═══ RECORDS SUPPLIED

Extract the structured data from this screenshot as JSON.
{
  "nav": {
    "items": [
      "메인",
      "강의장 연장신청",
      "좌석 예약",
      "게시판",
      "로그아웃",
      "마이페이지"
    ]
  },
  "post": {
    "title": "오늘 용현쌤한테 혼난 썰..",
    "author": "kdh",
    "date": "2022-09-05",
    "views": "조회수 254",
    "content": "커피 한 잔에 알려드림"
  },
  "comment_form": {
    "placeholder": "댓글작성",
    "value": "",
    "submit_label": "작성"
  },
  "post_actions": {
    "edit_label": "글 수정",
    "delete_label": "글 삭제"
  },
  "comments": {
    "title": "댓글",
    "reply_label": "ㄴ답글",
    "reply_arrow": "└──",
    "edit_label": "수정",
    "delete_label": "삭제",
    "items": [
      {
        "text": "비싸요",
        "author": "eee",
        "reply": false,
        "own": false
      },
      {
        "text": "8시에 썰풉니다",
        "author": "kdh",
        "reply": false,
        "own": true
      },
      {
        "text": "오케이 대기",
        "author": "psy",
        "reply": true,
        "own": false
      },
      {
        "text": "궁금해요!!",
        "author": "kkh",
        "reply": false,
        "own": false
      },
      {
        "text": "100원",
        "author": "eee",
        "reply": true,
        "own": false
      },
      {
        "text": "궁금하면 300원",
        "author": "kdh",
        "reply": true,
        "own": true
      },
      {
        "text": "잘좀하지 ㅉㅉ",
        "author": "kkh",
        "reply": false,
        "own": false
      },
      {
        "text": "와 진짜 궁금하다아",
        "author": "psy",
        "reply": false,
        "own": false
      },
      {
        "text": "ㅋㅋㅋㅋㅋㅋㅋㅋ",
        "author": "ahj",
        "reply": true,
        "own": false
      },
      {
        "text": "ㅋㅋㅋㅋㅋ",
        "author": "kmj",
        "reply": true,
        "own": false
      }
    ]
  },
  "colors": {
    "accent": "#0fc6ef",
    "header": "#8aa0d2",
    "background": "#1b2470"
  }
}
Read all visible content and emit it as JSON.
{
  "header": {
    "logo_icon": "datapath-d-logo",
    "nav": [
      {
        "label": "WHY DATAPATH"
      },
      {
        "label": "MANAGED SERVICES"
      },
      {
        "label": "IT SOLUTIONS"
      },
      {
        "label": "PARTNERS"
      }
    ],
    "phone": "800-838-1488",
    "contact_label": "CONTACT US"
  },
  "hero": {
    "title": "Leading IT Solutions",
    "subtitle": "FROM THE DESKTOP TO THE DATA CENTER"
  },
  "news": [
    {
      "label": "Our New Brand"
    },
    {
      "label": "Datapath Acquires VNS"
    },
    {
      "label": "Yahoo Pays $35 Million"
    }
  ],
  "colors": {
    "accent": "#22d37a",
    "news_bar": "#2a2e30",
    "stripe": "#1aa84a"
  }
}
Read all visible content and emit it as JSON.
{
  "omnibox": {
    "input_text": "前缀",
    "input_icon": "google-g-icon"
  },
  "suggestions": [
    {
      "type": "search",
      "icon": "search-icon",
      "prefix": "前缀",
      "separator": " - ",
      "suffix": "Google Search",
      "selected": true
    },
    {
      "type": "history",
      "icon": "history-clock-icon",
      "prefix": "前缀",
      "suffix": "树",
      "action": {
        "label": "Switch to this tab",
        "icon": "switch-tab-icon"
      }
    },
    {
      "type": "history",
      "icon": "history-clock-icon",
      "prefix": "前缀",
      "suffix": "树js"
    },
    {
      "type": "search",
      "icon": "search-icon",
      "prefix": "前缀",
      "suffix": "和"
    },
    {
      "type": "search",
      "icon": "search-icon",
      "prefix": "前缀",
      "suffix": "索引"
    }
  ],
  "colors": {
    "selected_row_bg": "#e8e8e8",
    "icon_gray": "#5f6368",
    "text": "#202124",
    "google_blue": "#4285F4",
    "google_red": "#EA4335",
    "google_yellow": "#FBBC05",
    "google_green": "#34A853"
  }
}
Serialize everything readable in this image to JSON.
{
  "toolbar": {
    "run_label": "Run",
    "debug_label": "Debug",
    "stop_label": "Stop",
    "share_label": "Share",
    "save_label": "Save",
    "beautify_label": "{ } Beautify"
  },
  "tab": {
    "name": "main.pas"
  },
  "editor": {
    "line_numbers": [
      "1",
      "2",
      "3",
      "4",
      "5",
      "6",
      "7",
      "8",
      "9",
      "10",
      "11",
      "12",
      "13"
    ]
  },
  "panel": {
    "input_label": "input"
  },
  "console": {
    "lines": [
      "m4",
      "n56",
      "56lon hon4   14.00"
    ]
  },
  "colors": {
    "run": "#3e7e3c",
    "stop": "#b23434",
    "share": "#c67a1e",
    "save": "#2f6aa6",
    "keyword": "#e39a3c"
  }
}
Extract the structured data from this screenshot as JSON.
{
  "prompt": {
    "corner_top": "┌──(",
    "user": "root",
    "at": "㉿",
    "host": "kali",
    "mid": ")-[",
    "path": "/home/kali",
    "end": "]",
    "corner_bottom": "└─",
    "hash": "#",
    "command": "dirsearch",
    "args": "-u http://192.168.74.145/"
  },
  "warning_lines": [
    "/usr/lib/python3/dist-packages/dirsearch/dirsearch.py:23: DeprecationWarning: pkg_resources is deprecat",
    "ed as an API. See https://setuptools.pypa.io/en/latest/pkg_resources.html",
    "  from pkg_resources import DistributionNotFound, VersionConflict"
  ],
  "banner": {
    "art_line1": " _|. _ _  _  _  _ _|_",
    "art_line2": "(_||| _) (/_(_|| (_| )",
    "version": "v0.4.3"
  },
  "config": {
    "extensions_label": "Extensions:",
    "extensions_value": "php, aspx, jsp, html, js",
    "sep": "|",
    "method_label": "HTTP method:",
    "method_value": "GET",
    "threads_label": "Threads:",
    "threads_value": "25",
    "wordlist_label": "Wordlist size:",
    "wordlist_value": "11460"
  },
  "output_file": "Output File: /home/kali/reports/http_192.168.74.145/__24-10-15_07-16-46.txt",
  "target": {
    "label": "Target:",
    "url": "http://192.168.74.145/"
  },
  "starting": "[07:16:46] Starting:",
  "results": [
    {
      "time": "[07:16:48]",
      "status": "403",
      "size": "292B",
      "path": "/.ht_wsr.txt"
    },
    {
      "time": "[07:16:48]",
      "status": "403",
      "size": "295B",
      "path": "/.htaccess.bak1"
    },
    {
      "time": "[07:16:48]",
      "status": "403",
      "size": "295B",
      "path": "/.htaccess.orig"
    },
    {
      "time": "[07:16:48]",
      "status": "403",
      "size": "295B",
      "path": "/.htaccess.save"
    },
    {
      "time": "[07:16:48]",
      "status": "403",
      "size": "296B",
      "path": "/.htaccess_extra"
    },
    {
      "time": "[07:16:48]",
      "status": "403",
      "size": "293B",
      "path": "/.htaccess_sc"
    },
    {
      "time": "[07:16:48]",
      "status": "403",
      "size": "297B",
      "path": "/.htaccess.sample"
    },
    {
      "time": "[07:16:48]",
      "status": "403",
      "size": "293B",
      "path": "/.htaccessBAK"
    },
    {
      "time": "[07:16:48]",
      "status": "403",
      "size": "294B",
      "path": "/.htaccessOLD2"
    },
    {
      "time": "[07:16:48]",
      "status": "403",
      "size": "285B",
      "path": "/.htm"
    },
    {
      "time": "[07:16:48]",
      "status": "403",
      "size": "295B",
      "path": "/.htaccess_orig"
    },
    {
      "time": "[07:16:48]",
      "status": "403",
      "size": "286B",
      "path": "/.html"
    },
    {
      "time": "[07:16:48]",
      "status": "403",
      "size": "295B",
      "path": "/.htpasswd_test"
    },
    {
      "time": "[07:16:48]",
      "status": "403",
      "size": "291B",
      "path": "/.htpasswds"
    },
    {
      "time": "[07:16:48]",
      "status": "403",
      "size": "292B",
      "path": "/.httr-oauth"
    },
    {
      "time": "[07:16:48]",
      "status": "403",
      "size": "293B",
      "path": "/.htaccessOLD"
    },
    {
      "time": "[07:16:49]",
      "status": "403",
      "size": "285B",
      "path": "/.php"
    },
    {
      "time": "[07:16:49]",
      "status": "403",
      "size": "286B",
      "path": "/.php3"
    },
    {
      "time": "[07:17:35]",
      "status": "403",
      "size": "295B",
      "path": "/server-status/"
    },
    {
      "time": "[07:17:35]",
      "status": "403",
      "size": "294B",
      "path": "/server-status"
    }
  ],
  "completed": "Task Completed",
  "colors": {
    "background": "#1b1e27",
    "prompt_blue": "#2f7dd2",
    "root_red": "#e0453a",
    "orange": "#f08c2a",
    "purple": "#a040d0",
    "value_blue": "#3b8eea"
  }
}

══════

## AIM
Pick out each line in the material containing "server".

## FULL SOLUTION
      "path": "/server-status/"
      "path": "/server-status"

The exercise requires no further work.